• _To do_:
Emit the entire listing verbatim.

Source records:
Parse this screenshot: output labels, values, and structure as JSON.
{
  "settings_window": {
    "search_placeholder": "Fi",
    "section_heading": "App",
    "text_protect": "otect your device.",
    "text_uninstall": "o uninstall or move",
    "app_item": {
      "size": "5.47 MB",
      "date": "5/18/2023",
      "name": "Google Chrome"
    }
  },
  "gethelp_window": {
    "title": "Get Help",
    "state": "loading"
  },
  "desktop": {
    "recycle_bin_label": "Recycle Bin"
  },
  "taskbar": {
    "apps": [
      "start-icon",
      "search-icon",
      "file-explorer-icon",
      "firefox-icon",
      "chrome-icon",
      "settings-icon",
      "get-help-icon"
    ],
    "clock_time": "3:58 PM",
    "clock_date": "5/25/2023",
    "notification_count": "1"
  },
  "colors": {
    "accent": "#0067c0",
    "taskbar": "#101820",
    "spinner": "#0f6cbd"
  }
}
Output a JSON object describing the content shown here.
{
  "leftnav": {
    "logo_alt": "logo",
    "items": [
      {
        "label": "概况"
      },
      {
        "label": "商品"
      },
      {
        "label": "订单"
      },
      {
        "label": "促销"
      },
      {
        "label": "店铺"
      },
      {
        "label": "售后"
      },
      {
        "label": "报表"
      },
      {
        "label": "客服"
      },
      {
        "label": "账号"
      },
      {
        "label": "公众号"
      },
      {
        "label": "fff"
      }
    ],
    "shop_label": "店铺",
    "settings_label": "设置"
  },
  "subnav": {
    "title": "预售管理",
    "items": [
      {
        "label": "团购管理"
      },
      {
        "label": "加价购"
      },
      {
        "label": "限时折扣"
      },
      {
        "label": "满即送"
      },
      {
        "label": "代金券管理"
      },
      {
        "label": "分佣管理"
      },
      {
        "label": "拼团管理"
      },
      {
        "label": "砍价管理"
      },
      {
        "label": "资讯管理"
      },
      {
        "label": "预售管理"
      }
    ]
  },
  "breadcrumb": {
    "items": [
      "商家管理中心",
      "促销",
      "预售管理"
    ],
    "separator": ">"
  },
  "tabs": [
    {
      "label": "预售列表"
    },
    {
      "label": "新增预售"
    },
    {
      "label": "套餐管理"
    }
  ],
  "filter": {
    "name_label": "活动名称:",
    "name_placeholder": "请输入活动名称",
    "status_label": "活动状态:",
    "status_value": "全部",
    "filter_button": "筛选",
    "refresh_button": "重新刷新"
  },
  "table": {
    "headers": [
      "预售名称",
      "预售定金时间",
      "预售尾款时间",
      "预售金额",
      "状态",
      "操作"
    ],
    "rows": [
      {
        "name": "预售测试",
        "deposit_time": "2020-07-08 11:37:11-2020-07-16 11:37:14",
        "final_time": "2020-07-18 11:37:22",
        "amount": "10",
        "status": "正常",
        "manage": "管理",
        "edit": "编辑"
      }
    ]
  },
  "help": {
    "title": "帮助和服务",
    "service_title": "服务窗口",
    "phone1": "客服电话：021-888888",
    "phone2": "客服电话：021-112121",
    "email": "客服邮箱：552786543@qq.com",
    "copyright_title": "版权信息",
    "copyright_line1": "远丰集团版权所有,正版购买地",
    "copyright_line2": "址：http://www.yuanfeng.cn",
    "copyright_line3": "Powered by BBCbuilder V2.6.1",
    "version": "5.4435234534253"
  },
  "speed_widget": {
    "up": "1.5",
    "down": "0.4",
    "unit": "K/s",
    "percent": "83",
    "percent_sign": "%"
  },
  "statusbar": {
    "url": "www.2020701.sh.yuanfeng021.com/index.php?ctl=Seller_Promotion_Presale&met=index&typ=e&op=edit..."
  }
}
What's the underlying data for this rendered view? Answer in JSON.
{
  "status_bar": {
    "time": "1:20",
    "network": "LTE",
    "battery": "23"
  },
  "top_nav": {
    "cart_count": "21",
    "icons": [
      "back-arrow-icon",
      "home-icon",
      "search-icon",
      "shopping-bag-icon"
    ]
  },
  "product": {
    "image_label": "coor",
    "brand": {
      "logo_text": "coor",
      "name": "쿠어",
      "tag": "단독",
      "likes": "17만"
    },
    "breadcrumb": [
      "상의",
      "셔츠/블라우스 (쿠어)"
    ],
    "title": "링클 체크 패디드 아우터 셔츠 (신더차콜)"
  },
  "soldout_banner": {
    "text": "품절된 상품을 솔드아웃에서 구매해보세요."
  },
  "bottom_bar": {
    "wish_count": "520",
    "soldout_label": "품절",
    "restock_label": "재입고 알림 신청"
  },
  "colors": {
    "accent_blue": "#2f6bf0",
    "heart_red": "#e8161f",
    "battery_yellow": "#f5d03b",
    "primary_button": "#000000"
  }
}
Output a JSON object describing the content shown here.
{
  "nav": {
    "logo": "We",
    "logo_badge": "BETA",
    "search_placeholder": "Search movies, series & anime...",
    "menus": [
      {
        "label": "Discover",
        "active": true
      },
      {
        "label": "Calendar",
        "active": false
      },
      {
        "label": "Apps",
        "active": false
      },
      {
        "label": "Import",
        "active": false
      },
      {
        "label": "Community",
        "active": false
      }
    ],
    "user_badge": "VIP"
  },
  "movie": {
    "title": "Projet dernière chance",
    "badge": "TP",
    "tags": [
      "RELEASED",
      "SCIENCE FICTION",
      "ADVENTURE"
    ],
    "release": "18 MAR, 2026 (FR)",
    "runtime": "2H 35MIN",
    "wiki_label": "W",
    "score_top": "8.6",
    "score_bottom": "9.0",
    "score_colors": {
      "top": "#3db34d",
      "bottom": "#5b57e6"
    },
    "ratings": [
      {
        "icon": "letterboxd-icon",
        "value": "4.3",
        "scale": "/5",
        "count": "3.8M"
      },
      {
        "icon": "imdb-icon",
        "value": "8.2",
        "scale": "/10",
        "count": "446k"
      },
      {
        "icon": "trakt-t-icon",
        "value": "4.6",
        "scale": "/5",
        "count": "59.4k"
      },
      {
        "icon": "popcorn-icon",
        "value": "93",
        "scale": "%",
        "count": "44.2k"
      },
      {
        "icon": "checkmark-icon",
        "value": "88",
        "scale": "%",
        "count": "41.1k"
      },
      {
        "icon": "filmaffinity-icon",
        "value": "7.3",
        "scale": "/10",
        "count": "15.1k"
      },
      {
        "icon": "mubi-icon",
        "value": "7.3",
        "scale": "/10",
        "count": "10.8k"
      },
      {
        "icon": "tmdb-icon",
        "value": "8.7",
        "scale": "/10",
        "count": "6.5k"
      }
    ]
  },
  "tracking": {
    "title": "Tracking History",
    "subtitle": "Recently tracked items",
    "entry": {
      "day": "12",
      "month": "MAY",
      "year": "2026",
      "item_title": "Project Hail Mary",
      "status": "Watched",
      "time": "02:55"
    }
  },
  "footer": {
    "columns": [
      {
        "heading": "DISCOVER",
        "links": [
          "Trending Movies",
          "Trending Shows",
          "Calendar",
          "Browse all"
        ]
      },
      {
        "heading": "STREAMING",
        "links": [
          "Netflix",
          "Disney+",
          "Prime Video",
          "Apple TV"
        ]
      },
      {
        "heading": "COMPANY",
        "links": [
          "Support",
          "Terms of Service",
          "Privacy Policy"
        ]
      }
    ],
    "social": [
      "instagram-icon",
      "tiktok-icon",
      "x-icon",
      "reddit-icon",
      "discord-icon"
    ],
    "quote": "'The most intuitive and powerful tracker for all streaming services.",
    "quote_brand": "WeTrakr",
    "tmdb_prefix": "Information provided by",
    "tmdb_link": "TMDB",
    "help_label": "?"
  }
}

• _Exercise answer_:
Parse this screenshot: output labels, values, and structure as JSON.
{
  "settings_window": {
    "search_placeholder": "Fi",
    "section_heading": "App",
    "text_protect": "otect your device.",
    "text_uninstall": "o uninstall or move",
    "app_item": {
      "size": "5.47 MB",
      "date": "5/18/2023",
      "name": "Google Chrome"
    }
  },
  "gethelp_window": {
    "title": "Get Help",
    "state": "loading"
  },
  "desktop": {
    "recycle_bin_label": "Recycle Bin"
  },
  "taskbar": {
    "apps": [
      "start-icon",
      "search-icon",
      "file-explorer-icon",
      "firefox-icon",
      "chrome-icon",
      "settings-icon",
      "get-help-icon"
    ],
    "clock_time": "3:58 PM",
    "clock_date": "5/25/2023",
    "notification_count": "1"
  },
  "colors": {
    "accent": "#0067c0",
    "taskbar": "#101820",
    "spinner": "#0f6cbd"
  }
}
Output a JSON object describing the content shown here.
{
  "leftnav": {
    "logo_alt": "logo",
    "items": [
      {
        "label": "概况"
      },
      {
        "label": "商品"
      },
      {
        "label": "订单"
      },
      {
        "label": "促销"
      },
      {
        "label": "店铺"
      },
      {
        "label": "售后"
      },
      {
        "label": "报表"
      },
      {
        "label": "客服"
      },
      {
        "label": "账号"
      },
      {
        "label": "公众号"
      },
      {
        "label": "fff"
      }
    ],
    "shop_label": "店铺",
    "settings_label": "设置"
  },
  "subnav": {
    "title": "预售管理",
    "items": [
      {
        "label": "团购管理"
      },
      {
        "label": "加价购"
      },
      {
        "label": "限时折扣"
      },
      {
        "label": "满即送"
      },
      {
        "label": "代金券管理"
      },
      {
        "label": "分佣管理"
      },
      {
        "label": "拼团管理"
      },
      {
        "label": "砍价管理"
      },
      {
        "label": "资讯管理"
      },
      {
        "label": "预售管理"
      }
    ]
  },
  "breadcrumb": {
    "items": [
      "商家管理中心",
      "促销",
      "预售管理"
    ],
    "separator": ">"
  },
  "tabs": [
    {
      "label": "预售列表"
    },
    {
      "label": "新增预售"
    },
    {
      "label": "套餐管理"
    }
  ],
  "filter": {
    "name_label": "活动名称:",
    "name_placeholder": "请输入活动名称",
    "status_label": "活动状态:",
    "status_value": "全部",
    "filter_button": "筛选",
    "refresh_button": "重新刷新"
  },
  "table": {
    "headers": [
      "预售名称",
      "预售定金时间",
      "预售尾款时间",
      "预售金额",
      "状态",
      "操作"
    ],
    "rows": [
      {
        "name": "预售测试",
        "deposit_time": "2020-07-08 11:37:11-2020-07-16 11:37:14",
        "final_time": "2020-07-18 11:37:22",
        "amount": "10",
        "status": "正常",
        "manage": "管理",
        "edit": "编辑"
      }
    ]
  },
  "help": {
    "title": "帮助和服务",
    "service_title": "服务窗口",
    "phone1": "客服电话：021-888888",
    "phone2": "客服电话：021-112121",
    "email": "客服邮箱：552786543@qq.com",
    "copyright_title": "版权信息",
    "copyright_line1": "远丰集团版权所有,正版购买地",
    "copyright_line2": "址：http://www.yuanfeng.cn",
    "copyright_line3": "Powered by BBCbuilder V2.6.1",
    "version": "5.4435234534253"
  },
  "speed_widget": {
    "up": "1.5",
    "down": "0.4",
    "unit": "K/s",
    "percent": "83",
    "percent_sign": "%"
  },
  "statusbar": {
    "url": "www.2020701.sh.yuanfeng021.com/index.php?ctl=Seller_Promotion_Presale&met=index&typ=e&op=edit..."
  }
}
What's the underlying data for this rendered view? Answer in JSON.
{
  "status_bar": {
    "time": "1:20",
    "network": "LTE",
    "battery": "23"
  },
  "top_nav": {
    "cart_count": "21",
    "icons": [
      "back-arrow-icon",
      "home-icon",
      "search-icon",
      "shopping-bag-icon"
    ]
  },
  "product": {
    "image_label": "coor",
    "brand": {
      "logo_text": "coor",
      "name": "쿠어",
      "tag": "단독",
      "likes": "17만"
    },
    "breadcrumb": [
      "상의",
      "셔츠/블라우스 (쿠어)"
    ],
    "title": "링클 체크 패디드 아우터 셔츠 (신더차콜)"
  },
  "soldout_banner": {
    "text": "품절된 상품을 솔드아웃에서 구매해보세요."
  },
  "bottom_bar": {
    "wish_count": "520",
    "soldout_label": "품절",
    "restock_label": "재입고 알림 신청"
  },
  "colors": {
    "accent_blue": "#2f6bf0",
    "heart_red": "#e8161f",
    "battery_yellow": "#f5d03b",
    "primary_button": "#000000"
  }
}
Output a JSON object describing the content shown here.
{
  "nav": {
    "logo": "We",
    "logo_badge": "BETA",
    "search_placeholder": "Search movies, series & anime...",
    "menus": [
      {
        "label": "Discover",
        "active": true
      },
      {
        "label": "Calendar",
        "active": false
      },
      {
        "label": "Apps",
        "active": false
      },
      {
        "label": "Import",
        "active": false
      },
      {
        "label": "Community",
        "active": false
      }
    ],
    "user_badge": "VIP"
  },
  "movie": {
    "title": "Projet dernière chance",
    "badge": "TP",
    "tags": [
      "RELEASED",
      "SCIENCE FICTION",
      "ADVENTURE"
    ],
    "release": "18 MAR, 2026 (FR)",
    "runtime": "2H 35MIN",
    "wiki_label": "W",
    "score_top": "8.6",
    "score_bottom": "9.0",
    "score_colors": {
      "top": "#3db34d",
      "bottom": "#5b57e6"
    },
    "ratings": [
      {
        "icon": "letterboxd-icon",
        "value": "4.3",
        "scale": "/5",
        "count": "3.8M"
      },
      {
        "icon": "imdb-icon",
        "value": "8.2",
        "scale": "/10",
        "count": "446k"
      },
      {
        "icon": "trakt-t-icon",
        "value": "4.6",
        "scale": "/5",
        "count": "59.4k"
      },
      {
        "icon": "popcorn-icon",
        "value": "93",
        "scale": "%",
        "count": "44.2k"
      },
      {
        "icon": "checkmark-icon",
        "value": "88",
        "scale": "%",
        "count": "41.1k"
      },
      {
        "icon": "filmaffinity-icon",
        "value": "7.3",
        "scale": "/10",
        "count": "15.1k"
      },
      {
        "icon": "mubi-icon",
        "value": "7.3",
        "scale": "/10",
        "count": "10.8k"
      },
      {
        "icon": "tmdb-icon",
        "value": "8.7",
        "scale": "/10",
        "count": "6.5k"
      }
    ]
  },
  "tracking": {
    "title": "Tracking History",
    "subtitle": "Recently tracked items",
    "entry": {
      "day": "12",
      "month": "MAY",
      "year": "2026",
      "item_title": "Project Hail Mary",
      "status": "Watched",
      "time": "02:55"
    }
  },
  "footer": {
    "columns": [
      {
        "heading": "DISCOVER",
        "links": [
          "Trending Movies",
          "Trending Shows",
          "Calendar",
          "Browse all"
        ]
      },
      {
        "heading": "STREAMING",
        "links": [
          "Netflix",
          "Disney+",
          "Prime Video",
          "Apple TV"
        ]
      },
      {
        "heading": "COMPANY",
        "links": [
          "Support",
          "Terms of Service",
          "Privacy Policy"
        ]
      }
    ],
    "social": [
      "instagram-icon",
      "tiktok-icon",
      "x-icon",
      "reddit-icon",
      "discord-icon"
    ],
    "quote": "'The most intuitive and powerful tracker for all streaming services.",
    "quote_brand": "WeTrakr",
    "tmdb_prefix": "Information provided by",
    "tmdb_link": "TMDB",
    "help_label": "?"
  }
}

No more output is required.